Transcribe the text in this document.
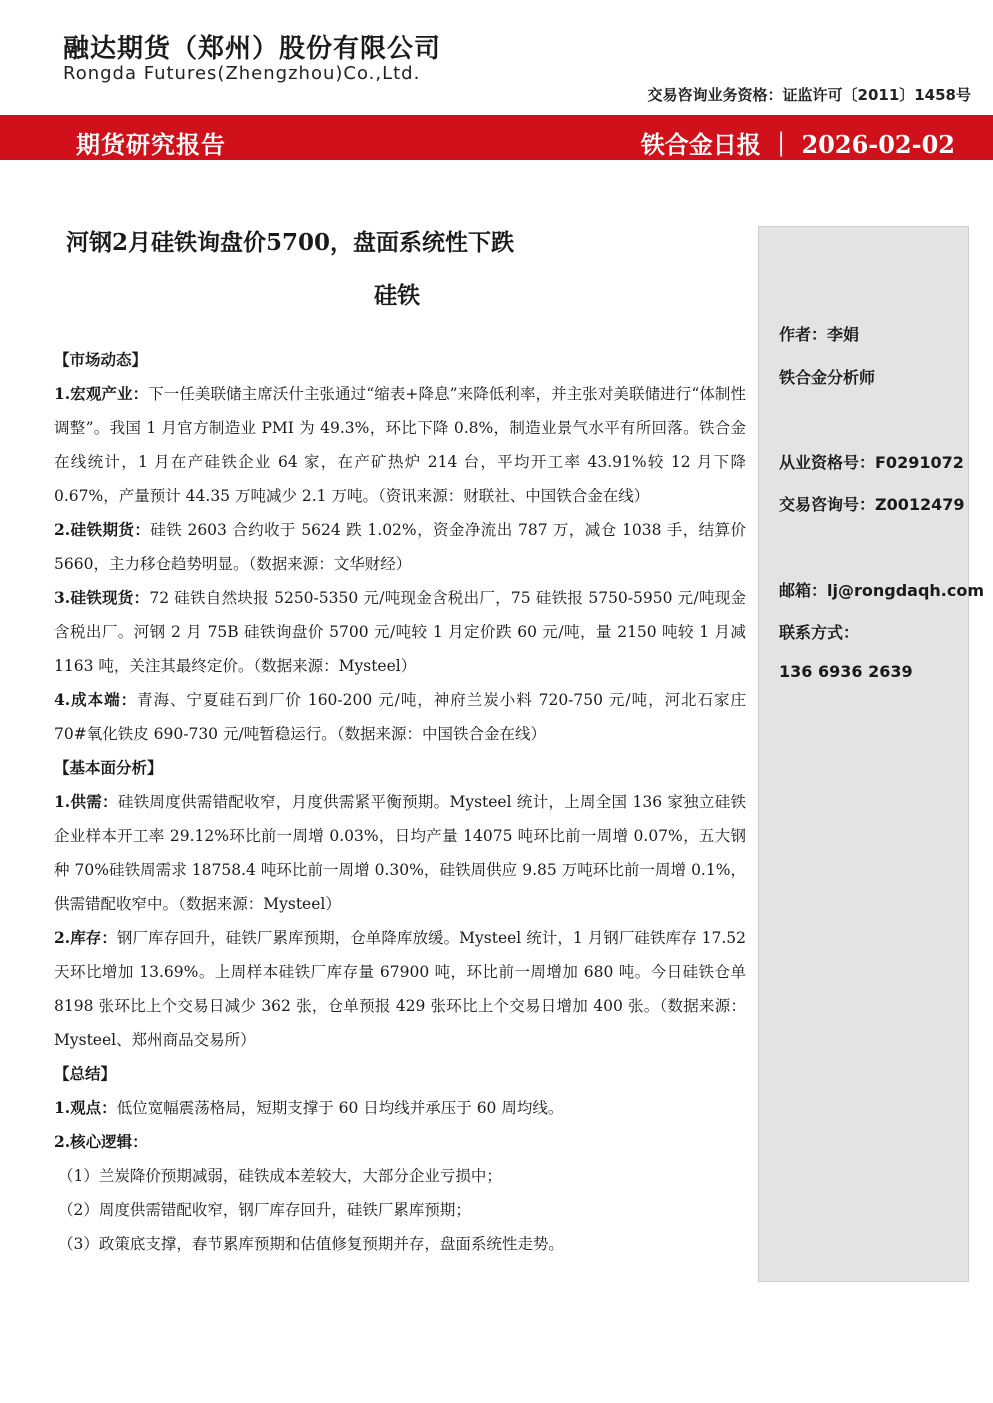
融达期货（郑州）股份有限公司
Rongda Futures(Zhengzhou)Co.,Ltd.
交易咨询业务资格：证监许可〔2011〕1458号
期货研究报告	铁合金日报 ｜ 2026-02-02
作者：李娟
铁合金分析师
从业资格号：F0291072
交易咨询号：Z0012479
邮箱：lj@rongdaqh.com
联系方式：
136 6936 2639
河钢2月硅铁询盘价5700，盘面系统性下跌
硅铁

【市场动态】

1.宏观产业：下一任美联储主席沃什主张通过“缩表+降息”来降低利率，并主张对美联储进行“体制性调整”。我国 1 月官方制造业 PMI 为 49.3%，环比下降 0.8%，制造业景气水平有所回落。铁合金在线统计，1 月在产硅铁企业 64 家，在产矿热炉 214 台，平均开工率 43.91%较 12 月下降 0.67%，产量预计 44.35 万吨减少 2.1 万吨。（资讯来源：财联社、中国铁合金在线）

2.硅铁期货：硅铁 2603 合约收于 5624 跌 1.02%，资金净流出 787 万，减仓 1038 手，结算价 5660，主力移仓趋势明显。（数据来源：文华财经）

3.硅铁现货：72 硅铁自然块报 5250-5350 元/吨现金含税出厂，75 硅铁报 5750-5950 元/吨现金含税出厂。河钢 2 月 75B 硅铁询盘价 5700 元/吨较 1 月定价跌 60 元/吨，量 2150 吨较 1 月减 1163 吨，关注其最终定价。（数据来源：Mysteel）

4.成本端：青海、宁夏硅石到厂价 160-200 元/吨，神府兰炭小料 720-750 元/吨，河北石家庄 70#氧化铁皮 690-730 元/吨暂稳运行。（数据来源：中国铁合金在线）

【基本面分析】

1.供需：硅铁周度供需错配收窄，月度供需紧平衡预期。Mysteel 统计，上周全国 136 家独立硅铁企业样本开工率 29.12%环比前一周增 0.03%，日均产量 14075 吨环比前一周增 0.07%，五大钢种 70%硅铁周需求 18758.4 吨环比前一周增 0.30%，硅铁周供应 9.85 万吨环比前一周增 0.1%，供需错配收窄中。（数据来源：Mysteel）

2.库存：钢厂库存回升，硅铁厂累库预期，仓单降库放缓。Mysteel 统计，1 月钢厂硅铁库存 17.52 天环比增加 13.69%。上周样本硅铁厂库存量 67900 吨，环比前一周增加 680 吨。今日硅铁仓单 8198 张环比上个交易日减少 362 张，仓单预报 429 张环比上个交易日增加 400 张。（数据来源：Mysteel、郑州商品交易所）

【总结】

1.观点：低位宽幅震荡格局，短期支撑于 60 日均线并承压于 60 周均线。

2.核心逻辑：

（1）兰炭降价预期减弱，硅铁成本差较大，大部分企业亏损中；

（2）周度供需错配收窄，钢厂库存回升，硅铁厂累库预期；

（3）政策底支撑，春节累库预期和估值修复预期并存，盘面系统性走势。
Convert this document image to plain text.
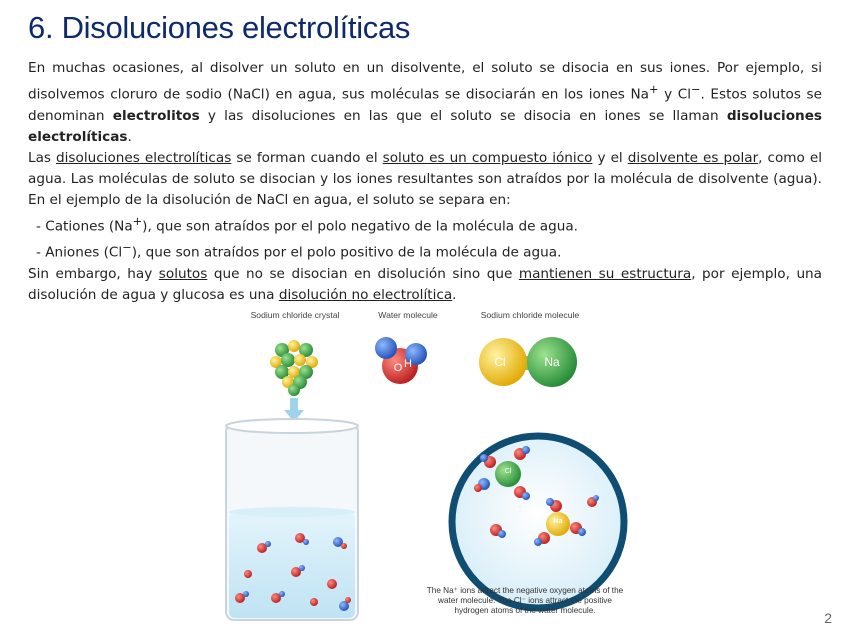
6. Disoluciones electrolíticas

En muchas ocasiones, al disolver un soluto en un disolvente, el soluto se disocia en sus iones. Por ejemplo, si disolvemos cloruro de sodio (NaCl) en agua, sus moléculas se disociarán en los iones Na+ y Cl−. Estos solutos se denominan electrolitos y las disoluciones en las que el soluto se disocia en iones se llaman disoluciones electrolíticas.

Las disoluciones electrolíticas se forman cuando el soluto es un compuesto iónico y el disolvente es polar, como el agua. Las moléculas de soluto se disocian y los iones resultantes son atraídos por la molécula de disolvente (agua). En el ejemplo de la disolución de NaCl en agua, el soluto se separa en:

- Cationes (Na+), que son atraídos por el polo negativo de la molécula de agua.

- Aniones (Cl−), que son atraídos por el polo positivo de la molécula de agua.

Sin embargo, hay solutos que no se disocian en disolución sino que mantienen su estructura, por ejemplo, una disolución de agua y glucosa es una disolución no electrolítica.

Sodium chloride crystal	Water molecule	Sodium chloride molecule
H
O	Cl	Na
Cl
Na
The Na⁺ ions attract the negative oxygen atoms of the water molecule. The Cl⁻ ions attract the positive hydrogen atoms of the water molecule.	2
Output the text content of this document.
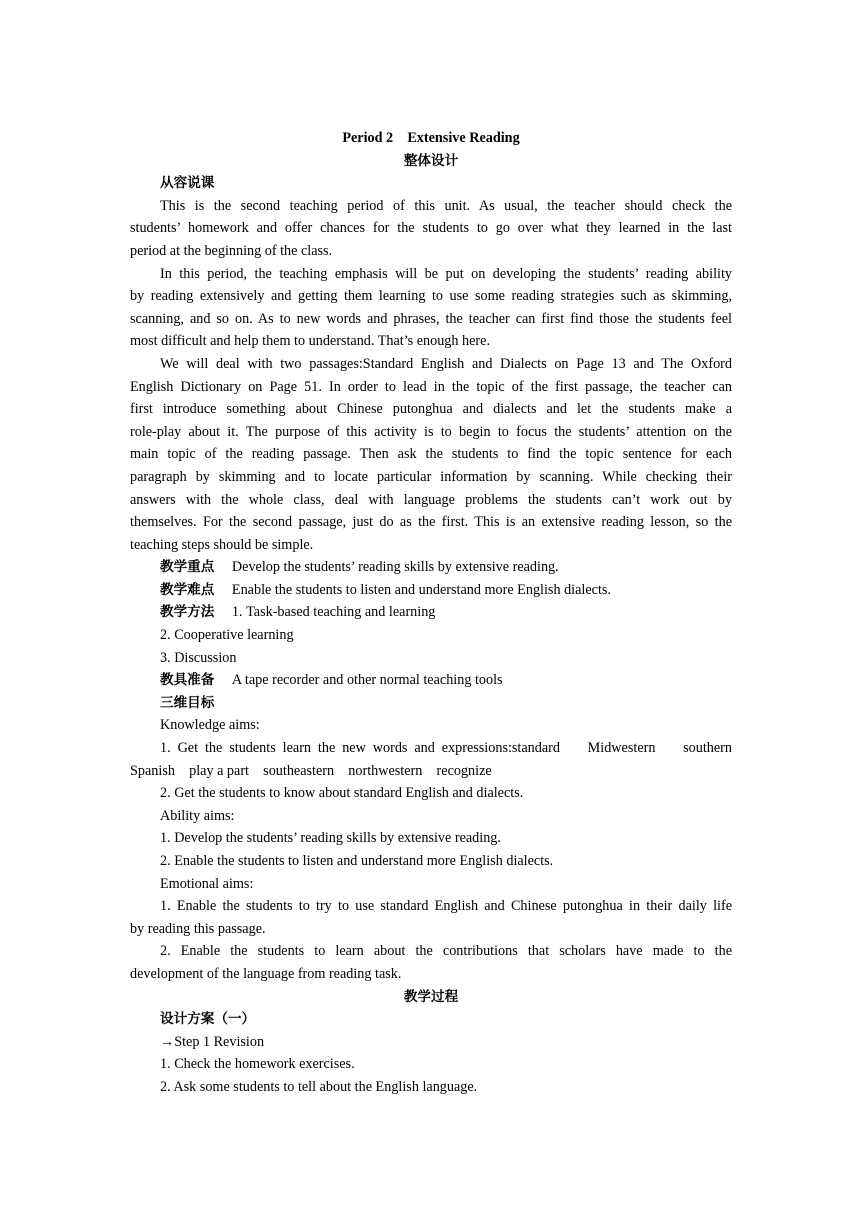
Period 2    Extensive Reading
整体设计
从容说课
This is the second teaching period of this unit. As usual, the teacher should check the
students’ homework and offer chances for the students to go over what they learned in the last
period at the beginning of the class.
In this period, the teaching emphasis will be put on developing the students’ reading ability
by reading extensively and getting them learning to use some reading strategies such as skimming,
scanning, and so on. As to new words and phrases, the teacher can first find those the students feel
most difficult and help them to understand. That’s enough here.
We will deal with two passages:Standard English and Dialects on Page 13 and The Oxford
English Dictionary on Page 51. In order to lead in the topic of the first passage, the teacher can
first introduce something about Chinese putonghua and dialects and let the students make a
role-play about it. The purpose of this activity is to begin to focus the students’ attention on the
main topic of the reading passage. Then ask the students to find the topic sentence for each
paragraph by skimming and to locate particular information by scanning. While checking their
answers with the whole class, deal with language problems the students can’t work out by
themselves. For the second passage, just do as the first. This is an extensive reading lesson, so the
teaching steps should be simple.
教学重点 Develop the students’ reading skills by extensive reading.
教学难点 Enable the students to listen and understand more English dialects.
教学方法 1. Task-based teaching and learning
2. Cooperative learning
3. Discussion
教具准备 A tape recorder and other normal teaching tools
三维目标
Knowledge aims:
1. Get the students learn the new words and expressions:standard    Midwestern    southern
Spanish    play a part    southeastern    northwestern    recognize
2. Get the students to know about standard English and dialects.
Ability aims:
1. Develop the students’ reading skills by extensive reading.
2. Enable the students to listen and understand more English dialects.
Emotional aims:
1. Enable the students to try to use standard English and Chinese putonghua in their daily life
by reading this passage.
2. Enable the students to learn about the contributions that scholars have made to the
development of the language from reading task.
教学过程
设计方案（一）
→Step 1 Revision
1. Check the homework exercises.
2. Ask some students to tell about the English language.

- Task statement
Find the lines holding "中国铁合金在线" and list every one.

- Exercise result
1.宏观产业：下一任美联储主席沃什主张通过“缩表+降息”来降低利率，并主张对美联储进行“体制性调整”。我国 1 月官方制造业 PMI 为 49.3%，环比下降 0.8%，制造业景气水平有所回落。铁合金在线统计，1 月在产硅铁企业 64 家，在产矿热炉 214 台，平均开工率 43.91%较 12 月下降 0.67%，产量预计 44.35 万吨减少 2.1 万吨。（资讯来源：财联社、中国铁合金在线）
4.成本端：青海、宁夏硅石到厂价 160-200 元/吨，神府兰炭小料 720-750 元/吨，河北石家庄 70#氧化铁皮 690-730 元/吨暂稳运行。（数据来源：中国铁合金在线）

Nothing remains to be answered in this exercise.